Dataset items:
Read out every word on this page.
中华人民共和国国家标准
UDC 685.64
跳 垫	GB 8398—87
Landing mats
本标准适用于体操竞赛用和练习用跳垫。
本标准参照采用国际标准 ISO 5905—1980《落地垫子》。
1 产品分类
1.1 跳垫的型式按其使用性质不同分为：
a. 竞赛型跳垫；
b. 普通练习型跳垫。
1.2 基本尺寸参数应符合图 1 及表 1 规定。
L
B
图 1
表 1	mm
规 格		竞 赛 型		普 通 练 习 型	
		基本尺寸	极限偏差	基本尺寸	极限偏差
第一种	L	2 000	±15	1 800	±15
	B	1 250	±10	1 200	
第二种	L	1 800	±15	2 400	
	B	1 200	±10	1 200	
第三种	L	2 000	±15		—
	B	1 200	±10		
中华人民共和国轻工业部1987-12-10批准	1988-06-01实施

--

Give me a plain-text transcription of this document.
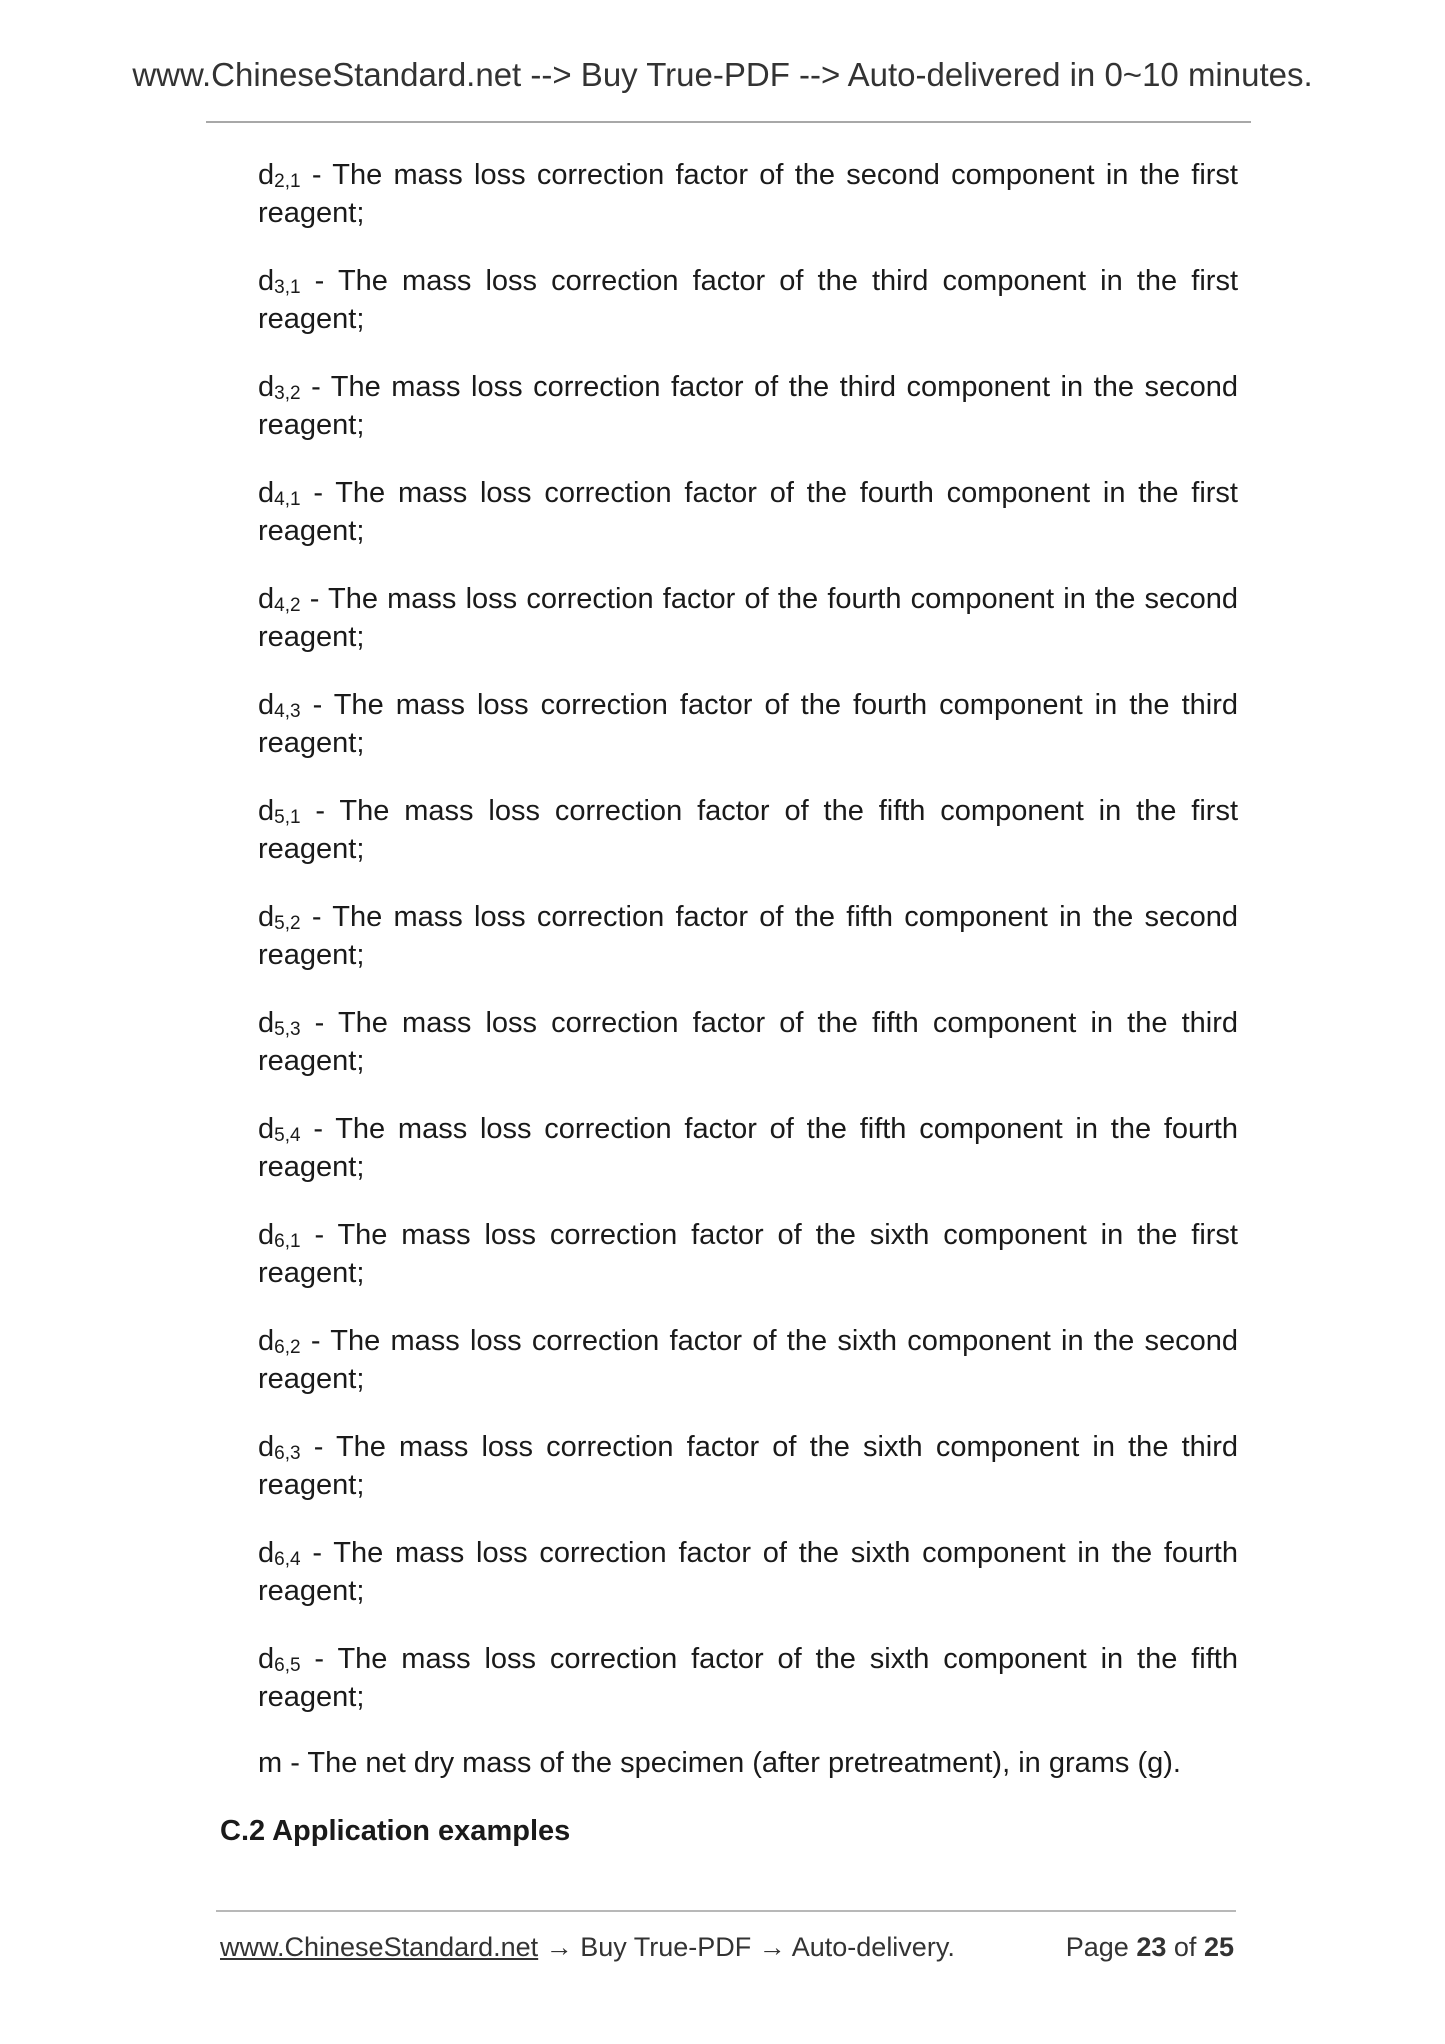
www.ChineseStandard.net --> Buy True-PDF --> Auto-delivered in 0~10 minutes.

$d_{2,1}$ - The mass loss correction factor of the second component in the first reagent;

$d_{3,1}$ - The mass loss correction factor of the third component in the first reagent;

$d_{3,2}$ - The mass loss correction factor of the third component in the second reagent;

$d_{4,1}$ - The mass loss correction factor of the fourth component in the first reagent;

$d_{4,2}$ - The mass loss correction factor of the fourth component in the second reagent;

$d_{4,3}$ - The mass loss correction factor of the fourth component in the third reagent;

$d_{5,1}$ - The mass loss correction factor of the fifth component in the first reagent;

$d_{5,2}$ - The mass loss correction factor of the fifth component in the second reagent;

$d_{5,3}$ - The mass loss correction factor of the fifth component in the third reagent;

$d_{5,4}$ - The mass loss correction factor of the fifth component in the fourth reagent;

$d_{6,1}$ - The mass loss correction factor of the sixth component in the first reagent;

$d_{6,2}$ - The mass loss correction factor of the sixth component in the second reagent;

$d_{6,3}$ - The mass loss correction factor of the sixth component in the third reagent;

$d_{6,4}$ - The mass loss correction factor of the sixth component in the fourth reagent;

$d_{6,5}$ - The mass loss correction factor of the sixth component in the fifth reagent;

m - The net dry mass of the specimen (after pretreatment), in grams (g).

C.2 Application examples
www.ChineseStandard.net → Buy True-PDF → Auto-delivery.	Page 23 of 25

# YOUR INSTRUCTIONS
Go through the material line by line. Show each line that contains the string "second".

# RESPONSE BELOW
$d_{2,1}$ - The mass loss correction factor of the second component in the first reagent;
$d_{3,2}$ - The mass loss correction factor of the third component in the second reagent;
$d_{4,2}$ - The mass loss correction factor of the fourth component in the second reagent;
$d_{5,2}$ - The mass loss correction factor of the fifth component in the second reagent;
$d_{6,2}$ - The mass loss correction factor of the sixth component in the second reagent;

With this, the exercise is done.